**Task to carry out:**
Report every line in the listing that contains the string "العدل".

───

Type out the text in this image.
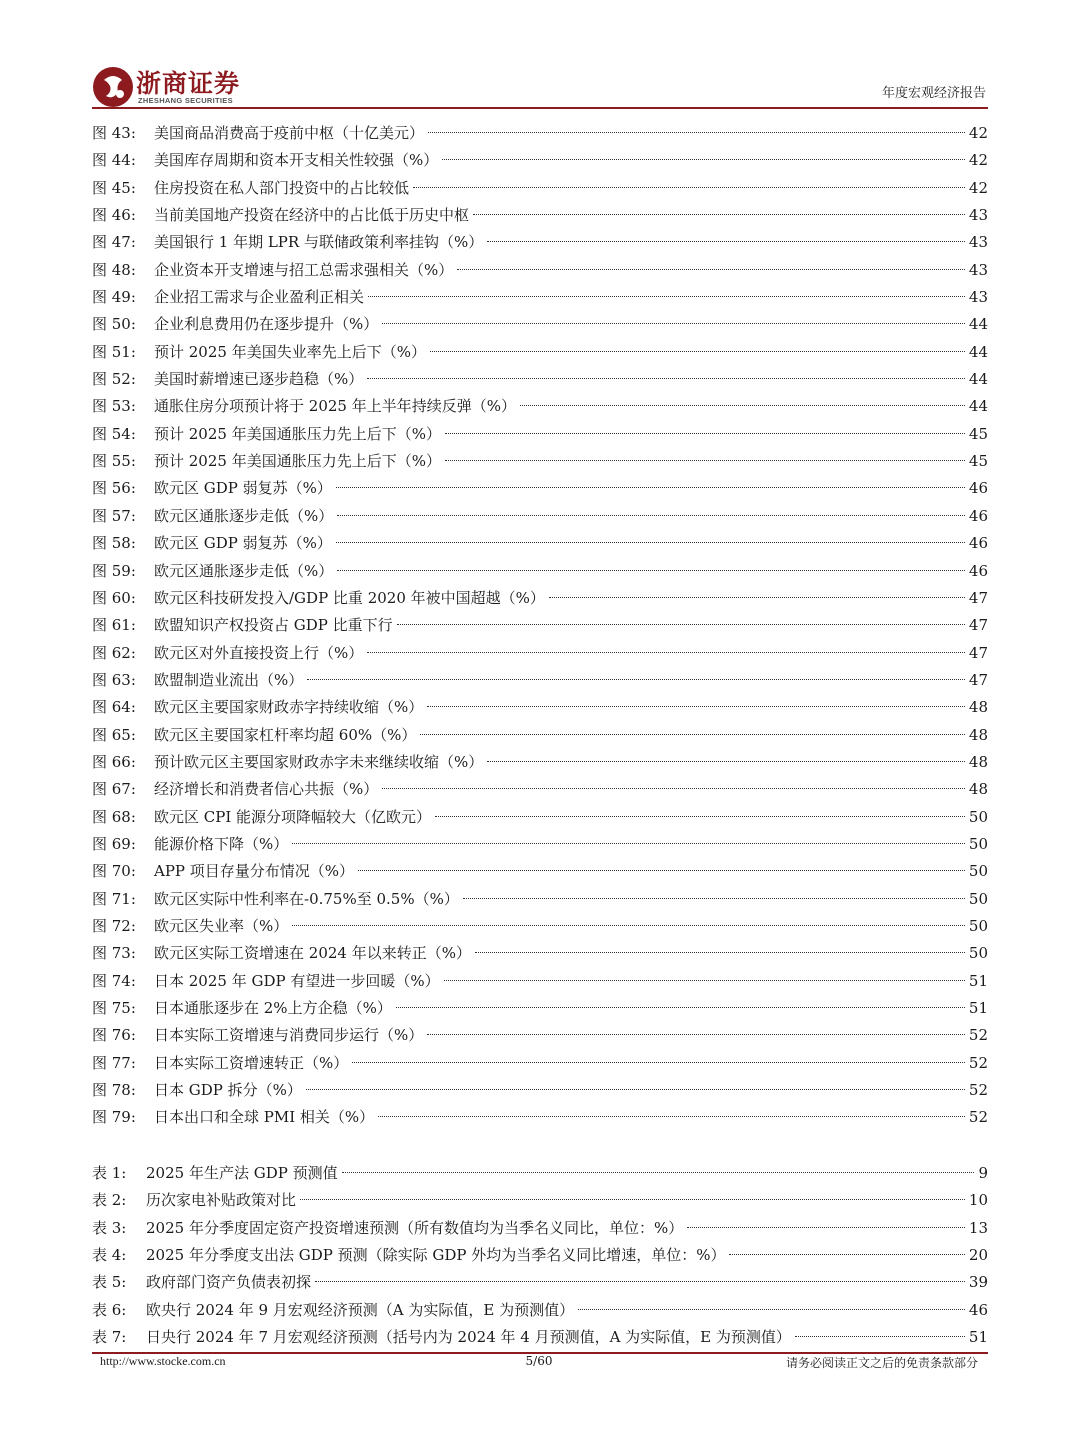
浙商证券
ZHESHANG SECURITIES	年度宏观经济报告
图 43:	美国商品消费高于疫前中枢（十亿美元）	42
图 44:	美国库存周期和资本开支相关性较强（%）	42
图 45:	住房投资在私人部门投资中的占比较低	42
图 46:	当前美国地产投资在经济中的占比低于历史中枢	43
图 47:	美国银行 1 年期 LPR 与联储政策利率挂钩（%）	43
图 48:	企业资本开支增速与招工总需求强相关（%）	43
图 49:	企业招工需求与企业盈利正相关	43
图 50:	企业利息费用仍在逐步提升（%）	44
图 51:	预计 2025 年美国失业率先上后下（%）	44
图 52:	美国时薪增速已逐步趋稳（%）	44
图 53:	通胀住房分项预计将于 2025 年上半年持续反弹（%）	44
图 54:	预计 2025 年美国通胀压力先上后下（%）	45
图 55:	预计 2025 年美国通胀压力先上后下（%）	45
图 56:	欧元区 GDP 弱复苏（%）	46
图 57:	欧元区通胀逐步走低（%）	46
图 58:	欧元区 GDP 弱复苏（%）	46
图 59:	欧元区通胀逐步走低（%）	46
图 60:	欧元区科技研发投入/GDP 比重 2020 年被中国超越（%）	47
图 61:	欧盟知识产权投资占 GDP 比重下行	47
图 62:	欧元区对外直接投资上行（%）	47
图 63:	欧盟制造业流出（%）	47
图 64:	欧元区主要国家财政赤字持续收缩（%）	48
图 65:	欧元区主要国家杠杆率均超 60%（%）	48
图 66:	预计欧元区主要国家财政赤字未来继续收缩（%）	48
图 67:	经济增长和消费者信心共振（%）	48
图 68:	欧元区 CPI 能源分项降幅较大（亿欧元）	50
图 69:	能源价格下降（%）	50
图 70:	APP 项目存量分布情况（%）	50
图 71:	欧元区实际中性利率在-0.75%至 0.5%（%）	50
图 72:	欧元区失业率（%）	50
图 73:	欧元区实际工资增速在 2024 年以来转正（%）	50
图 74:	日本 2025 年 GDP 有望进一步回暖（%）	51
图 75:	日本通胀逐步在 2%上方企稳（%）	51
图 76:	日本实际工资增速与消费同步运行（%）	52
图 77:	日本实际工资增速转正（%）	52
图 78:	日本 GDP 拆分（%）	52
图 79:	日本出口和全球 PMI 相关（%）	52
表 1:	2025 年生产法 GDP 预测值	9
表 2:	历次家电补贴政策对比	10
表 3:	2025 年分季度固定资产投资增速预测（所有数值均为当季名义同比，单位：%）	13
表 4:	2025 年分季度支出法 GDP 预测（除实际 GDP 外均为当季名义同比增速，单位：%）	20
表 5:	政府部门资产负债表初探	39
表 6:	欧央行 2024 年 9 月宏观经济预测（A 为实际值，E 为预测值）	46
表 7:	日央行 2024 年 7 月宏观经济预测（括号内为 2024 年 4 月预测值，A 为实际值，E 为预测值）	51
http://www.stocke.com.cn	5/60	请务必阅读正文之后的免责条款部分
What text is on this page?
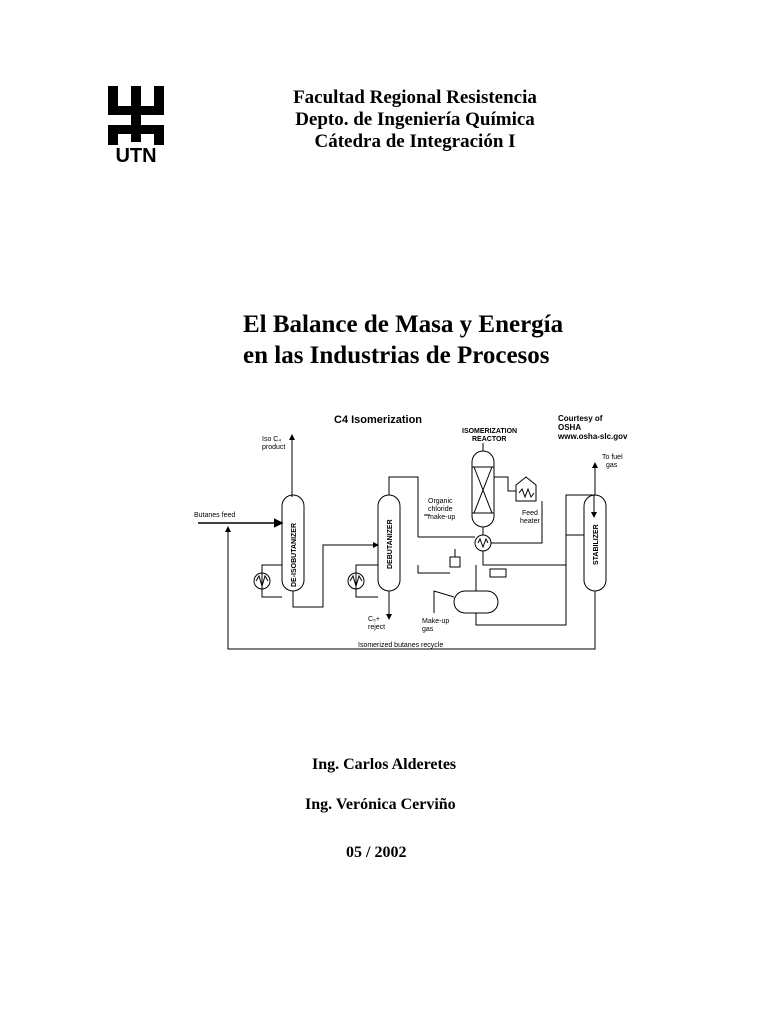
UTN
Facultad Regional Resistencia
Depto. de Ingeniería Química
Cátedra de Integración I
El Balance de Masa y Energía
en las Industrias de Procesos
C4 Isomerization	Courtesy of
OSHA
www.osha-slc.gov
Iso C₄
product
Butanes feed
DE-ISOBUTANIZER	DEBUTANIZER	STABILIZER
ISOMERIZATION
REACTOR
Organic
chloride
make-up
Feed
heater
To fuel
gas
C₅+
reject
Make-up
gas
Isomerized butanes recycle
Ing. Carlos Alderetes
Ing. Verónica Cerviño
05 / 2002
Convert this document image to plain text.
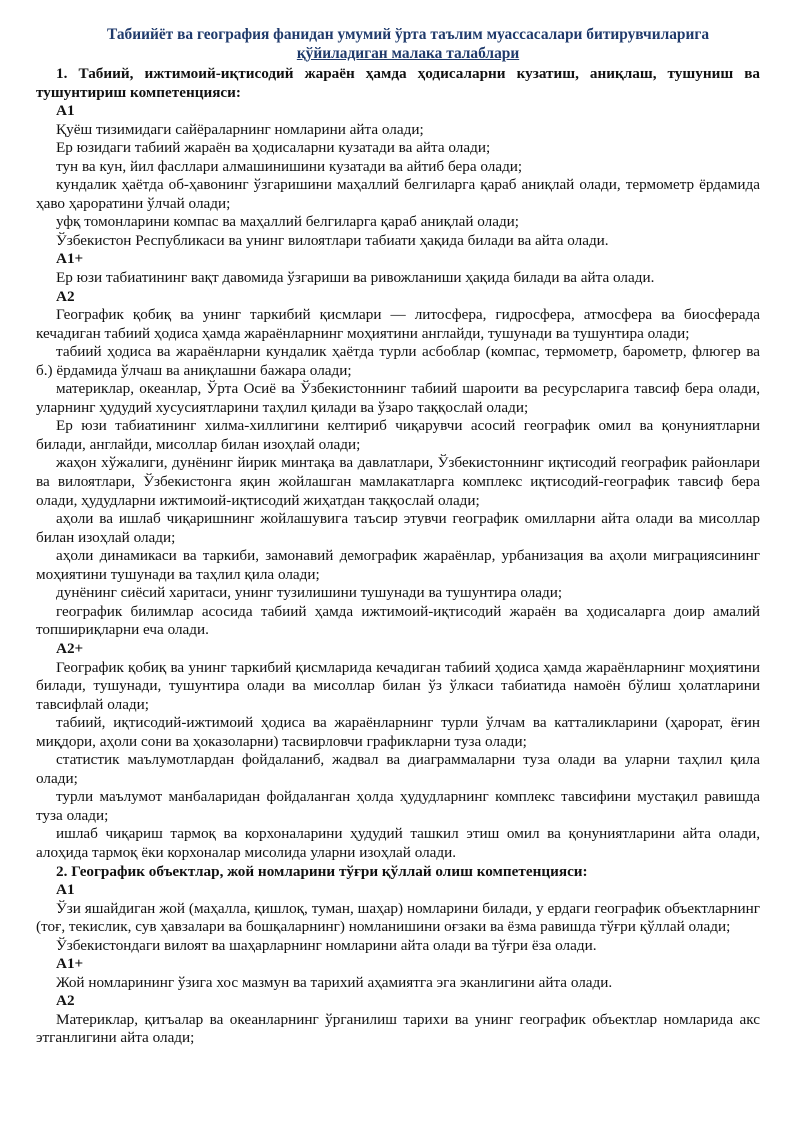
Табиийёт ва география фанидан умумий ўрта таълим муассасалари битирувчиларига
қўйиладиган малака талаблари

1. Табиий, ижтимоий-иқтисодий жараён ҳамда ҳодисаларни кузатиш, аниқлаш, тушуниш ва тушунтириш компетенцияси:

А1

Қуёш тизимидаги сайёраларнинг номларини айта олади;

Ер юзидаги табиий жараён ва ҳодисаларни кузатади ва айта олади;

тун ва кун, йил фасллари алмашинишини кузатади ва айтиб бера олади;

кундалик ҳаётда об-ҳавонинг ўзгаришини маҳаллий белгиларга қараб аниқлай олади, термометр ёрдамида ҳаво ҳароратини ўлчай олади;

уфқ томонларини компас ва маҳаллий белгиларга қараб аниқлай олади;

Ўзбекистон Республикаси ва унинг вилоятлари табиати ҳақида билади ва айта олади.

А1+

Ер юзи табиатининг вақт давомида ўзгариши ва ривожланиши ҳақида билади ва айта олади.

А2

Географик қобиқ ва унинг таркибий қисмлари — литосфера, гидросфера, атмосфера ва биосферада кечадиган табиий ҳодиса ҳамда жараёнларнинг моҳиятини англайди, тушунади ва тушунтира олади;

табиий ҳодиса ва жараёнларни кундалик ҳаётда турли асбоблар (компас, термометр, барометр, флюгер ва б.) ёрдамида ўлчаш ва аниқлашни бажара олади;

материклар, океанлар, Ўрта Осиё ва Ўзбекистоннинг табиий шароити ва ресурсларига тавсиф бера олади, уларнинг ҳудудий хусусиятларини таҳлил қилади ва ўзаро таққослай олади;

Ер юзи табиатининг хилма-хиллигини келтириб чиқарувчи асосий географик омил ва қонуниятларни билади, англайди, мисоллар билан изоҳлай олади;

жаҳон хўжалиги, дунёнинг йирик минтақа ва давлатлари, Ўзбекистоннинг иқтисодий географик районлари ва вилоятлари, Ўзбекистонга яқин жойлашган мамлакатларга комплекс иқтисодий-географик тавсиф бера олади, ҳудудларни ижтимоий-иқтисодий жиҳатдан таққослай олади;

аҳоли ва ишлаб чиқаришнинг жойлашувига таъсир этувчи географик омилларни айта олади ва мисоллар билан изоҳлай олади;

аҳоли динамикаси ва таркиби, замонавий демографик жараёнлар, урбанизация ва аҳоли миграциясининг моҳиятини тушунади ва таҳлил қила олади;

дунёнинг сиёсий харитаси, унинг тузилишини тушунади ва тушунтира олади;

географик билимлар асосида табиий ҳамда ижтимоий-иқтисодий жараён ва ҳодисаларга доир амалий топшириқларни еча олади.

А2+

Географик қобиқ ва унинг таркибий қисмларида кечадиган табиий ҳодиса ҳамда жараёнларнинг моҳиятини билади, тушунади, тушунтира олади ва мисоллар билан ўз ўлкаси табиатида намоён бўлиш ҳолатларини тавсифлай олади;

табиий, иқтисодий-ижтимоий ҳодиса ва жараёнларнинг турли ўлчам ва катталикларини (ҳарорат, ёғин миқдори, аҳоли сони ва ҳоказоларни) тасвирловчи графикларни туза олади;

статистик маълумотлардан фойдаланиб, жадвал ва диаграммаларни туза олади ва уларни таҳлил қила олади;

турли маълумот манбаларидан фойдаланган ҳолда ҳудудларнинг комплекс тавсифини мустақил равишда туза олади;

ишлаб чиқариш тармоқ ва корхоналарини ҳудудий ташкил этиш омил ва қонуниятларини айта олади, алоҳида тармоқ ёки корхоналар мисолида уларни изоҳлай олади.

2. Географик объектлар, жой номларини тўғри қўллай олиш компетенцияси:

А1

Ўзи яшайдиган жой (маҳалла, қишлоқ, туман, шаҳар) номларини билади, у ердаги географик объектларнинг (тоғ, текислик, сув ҳавзалари ва бошқаларнинг) номланишини оғзаки ва ёзма равишда тўғри қўллай олади;

Ўзбекистондаги вилоят ва шаҳарларнинг номларини айта олади ва тўғри ёза олади.

А1+

Жой номларининг ўзига хос мазмун ва тарихий аҳамиятга эга эканлигини айта олади.

А2

Материклар, қитъалар ва океанларнинг ўрганилиш тарихи ва унинг географик объектлар номларида акс этганлигини айта олади;
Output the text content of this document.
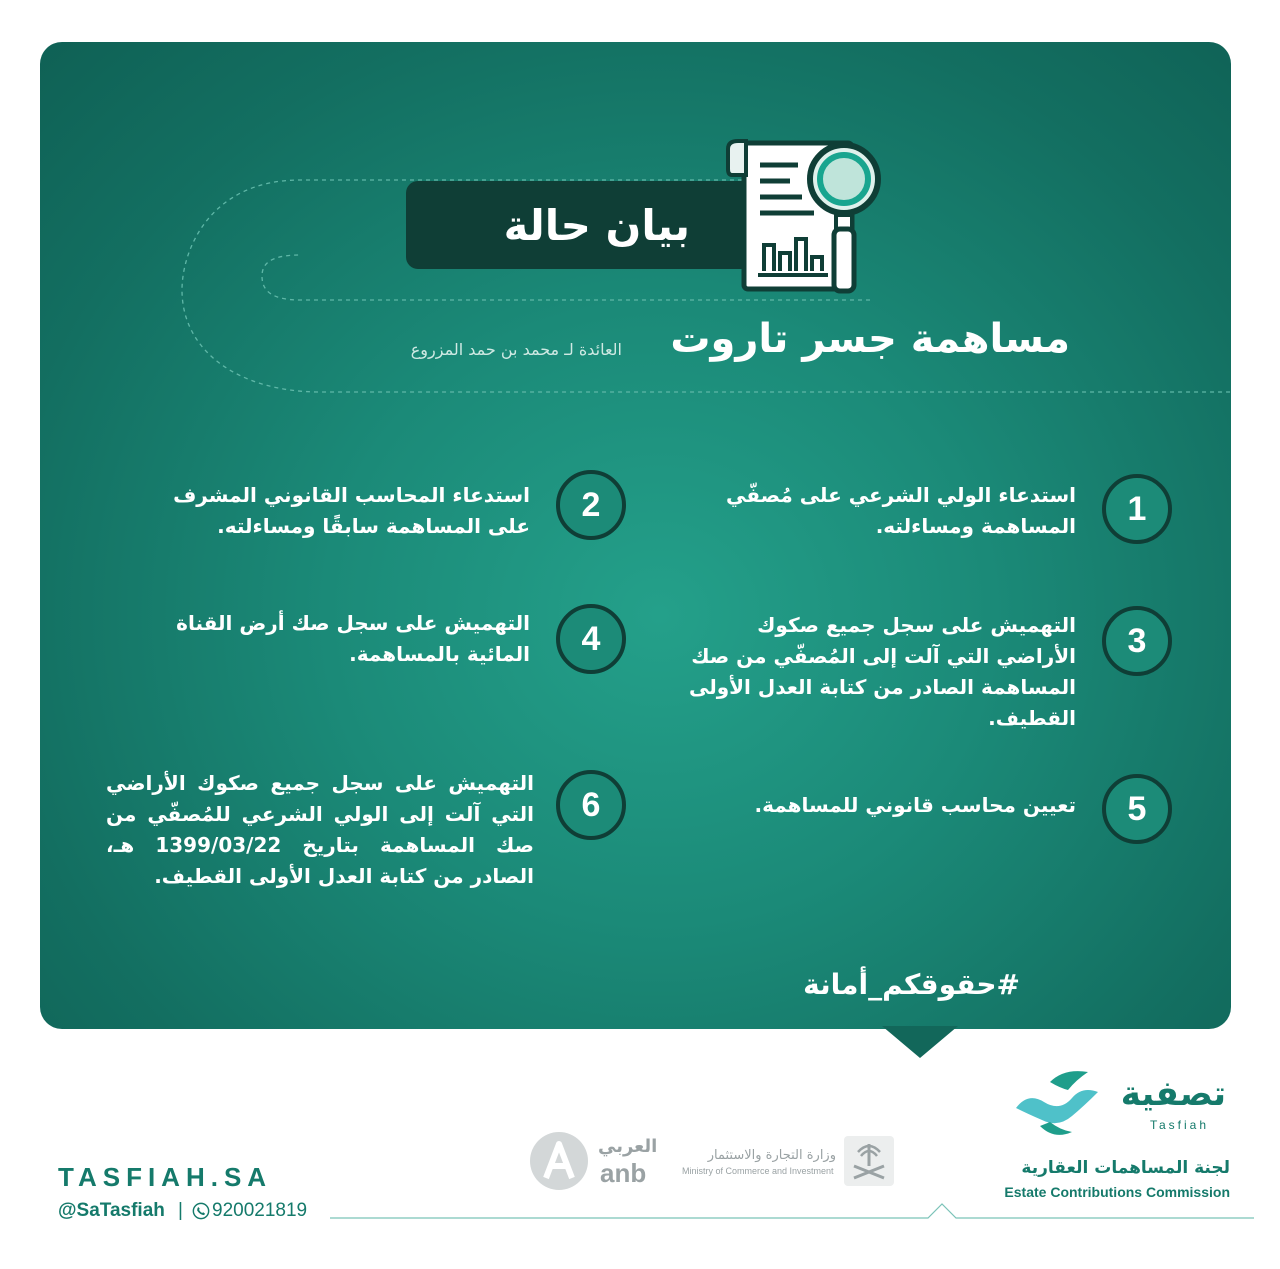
بيان حالة
مساهمة جسر تاروت
العائدة لـ محمد بن حمد المزروع
1
استدعاء الولي الشرعي على مُصفّي المساهمة ومساءلته.
2
استدعاء المحاسب القانوني المشرف على المساهمة سابقًا ومساءلته.
3
التهميش على سجل جميع صكوك الأراضي التي آلت إلى المُصفّي من صك المساهمة الصادر من كتابة العدل الأولى القطيف.
4
التهميش على سجل صك أرض القناة المائية بالمساهمة.
5
تعيين محاسب قانوني للمساهمة.
6
التهميش على سجل جميع صكوك الأراضي التي آلت إلى الولي الشرعي للمُصفّي من صك المساهمة بتاريخ 1399/03/22 هـ، الصادر من كتابة العدل الأولى القطيف.
#حقوقكم_أمانة
TASFIAH.SA
@SaTasfiah | 920021819
العربي
anb
وزارة التجارة والاستثمار
Ministry of Commerce and Investment
تصفية
Tasfiah
لجنة المساهمات العقارية
Estate Contributions Commission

───

**Task response:**
التهميش على سجل جميع صكوك الأراضي التي آلت إلى المُصفّي من صك المساهمة الصادر من كتابة العدل الأولى القطيف.
التهميش على سجل جميع صكوك الأراضي التي آلت إلى الولي الشرعي للمُصفّي من صك المساهمة بتاريخ 1399/03/22 هـ، الصادر من كتابة العدل الأولى القطيف.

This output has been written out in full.